'''
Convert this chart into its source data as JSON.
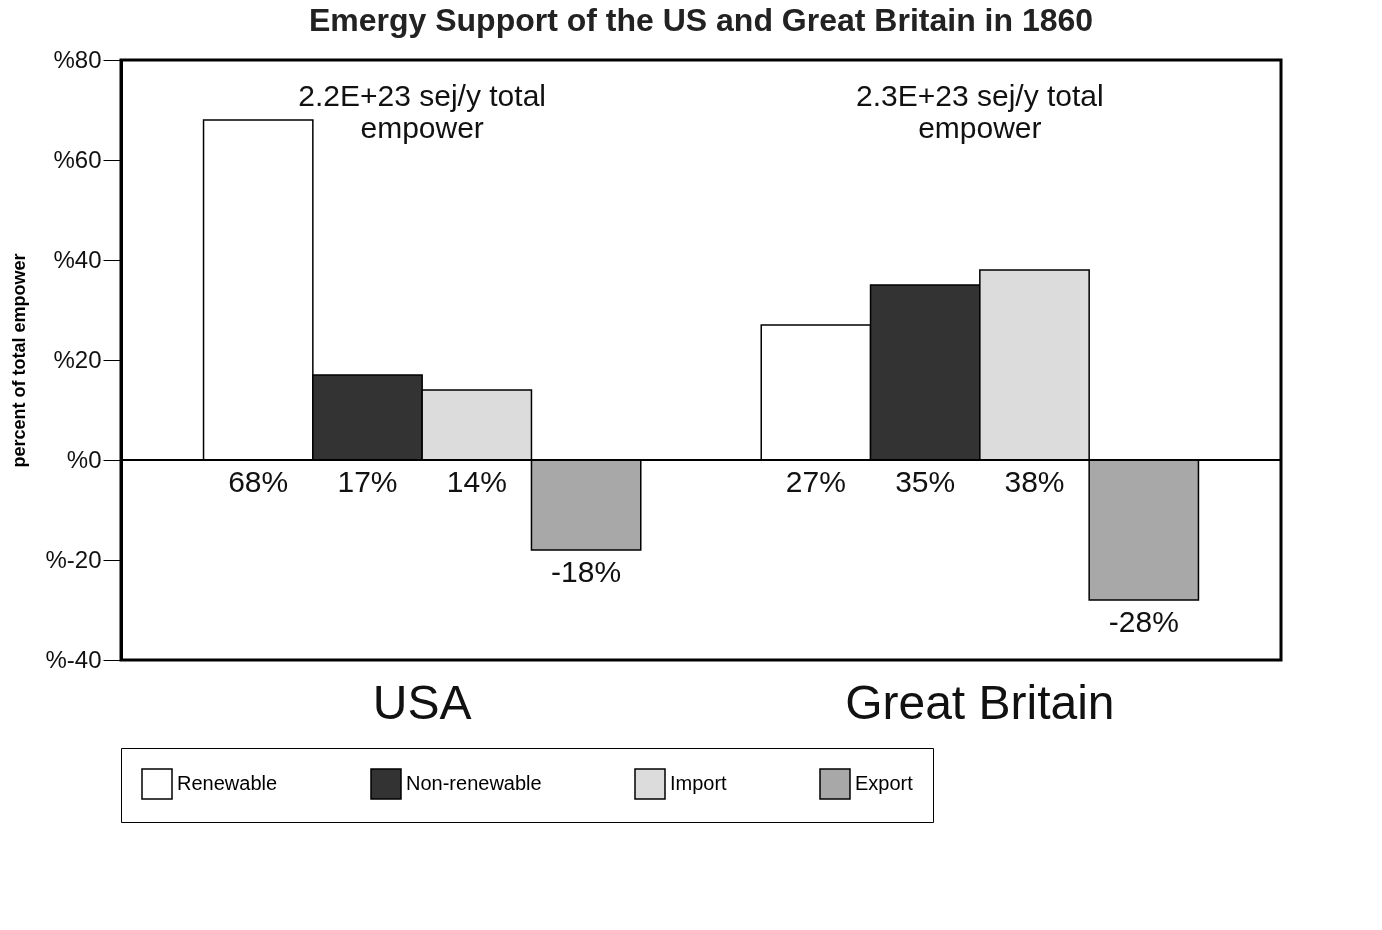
{
  "chart_data": {
    "type": "bar",
    "title": "Emergy Support of the US and Great Britain in 1860",
    "ylabel": "percent of total empower",
    "categories": [
      "USA",
      "Great Britain"
    ],
    "series": [
      {
        "name": "Renewable",
        "color": "#ffffff",
        "values": [
          68,
          27
        ],
        "value_labels": [
          "68%",
          "27%"
        ]
      },
      {
        "name": "Non-renewable",
        "color": "#333333",
        "values": [
          17,
          35
        ],
        "value_labels": [
          "17%",
          "35%"
        ]
      },
      {
        "name": "Import",
        "color": "#dcdcdc",
        "values": [
          14,
          38
        ],
        "value_labels": [
          "14%",
          "38%"
        ]
      },
      {
        "name": "Export",
        "color": "#a8a8a8",
        "values": [
          -18,
          -28
        ],
        "value_labels": [
          "-18%",
          "-28%"
        ]
      }
    ],
    "ylim": [
      -40,
      80
    ],
    "yticks": [
      {
        "value": 80,
        "label": "%80"
      },
      {
        "value": 60,
        "label": "%60"
      },
      {
        "value": 40,
        "label": "%40"
      },
      {
        "value": 20,
        "label": "%20"
      },
      {
        "value": 0,
        "label": "%0"
      },
      {
        "value": -20,
        "label": "%-20"
      },
      {
        "value": -40,
        "label": "%-40"
      }
    ],
    "ref_lines": [
      {
        "axis": "y",
        "value": 0
      }
    ],
    "annotations": [
      "2.2E+23 sej/y total empower",
      "2.3E+23 sej/y total empower"
    ],
    "legend": "bottom",
    "grid": false
  }
}
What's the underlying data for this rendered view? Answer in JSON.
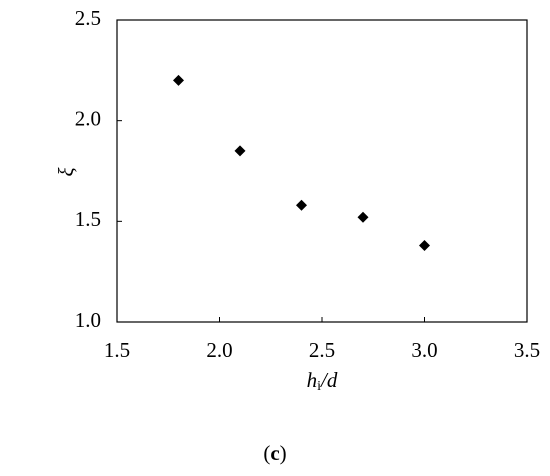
'''
GIVEN TASK
Out of the material above, select every line that holds the string "this".

EXERCISE OUTPUT
Convert this chart into its source data as JSON.
What's the underlying data for this rendered view? Answer in JSON.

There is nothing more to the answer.